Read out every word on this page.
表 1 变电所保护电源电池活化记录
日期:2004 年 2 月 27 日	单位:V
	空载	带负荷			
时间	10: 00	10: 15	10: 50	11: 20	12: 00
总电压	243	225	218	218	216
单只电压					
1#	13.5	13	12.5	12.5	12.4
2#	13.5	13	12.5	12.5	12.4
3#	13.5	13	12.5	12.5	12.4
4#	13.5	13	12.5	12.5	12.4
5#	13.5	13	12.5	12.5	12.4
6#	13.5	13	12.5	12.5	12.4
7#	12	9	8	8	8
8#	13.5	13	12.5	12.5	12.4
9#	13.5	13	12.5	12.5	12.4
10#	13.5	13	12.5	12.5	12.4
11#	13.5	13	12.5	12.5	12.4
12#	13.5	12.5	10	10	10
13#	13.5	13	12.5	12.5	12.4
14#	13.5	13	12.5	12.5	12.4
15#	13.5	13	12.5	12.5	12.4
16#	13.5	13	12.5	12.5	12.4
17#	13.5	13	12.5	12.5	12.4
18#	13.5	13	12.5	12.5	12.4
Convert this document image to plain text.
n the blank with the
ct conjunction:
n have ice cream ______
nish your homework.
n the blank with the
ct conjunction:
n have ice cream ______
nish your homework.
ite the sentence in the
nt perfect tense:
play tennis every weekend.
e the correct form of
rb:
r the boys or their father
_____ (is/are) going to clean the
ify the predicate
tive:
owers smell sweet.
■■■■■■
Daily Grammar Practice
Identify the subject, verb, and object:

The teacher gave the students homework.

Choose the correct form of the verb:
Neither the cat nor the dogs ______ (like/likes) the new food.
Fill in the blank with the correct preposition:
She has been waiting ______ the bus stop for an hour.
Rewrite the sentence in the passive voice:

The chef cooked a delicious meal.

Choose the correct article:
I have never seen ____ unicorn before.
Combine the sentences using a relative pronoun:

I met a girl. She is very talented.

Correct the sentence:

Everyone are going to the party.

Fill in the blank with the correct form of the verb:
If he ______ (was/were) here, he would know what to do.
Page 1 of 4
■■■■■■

→ **Written request**
Look for lines containing the string "this" and copy them all.

→ **Task response**
Read out every word on this page.
Convert this document image to plain text.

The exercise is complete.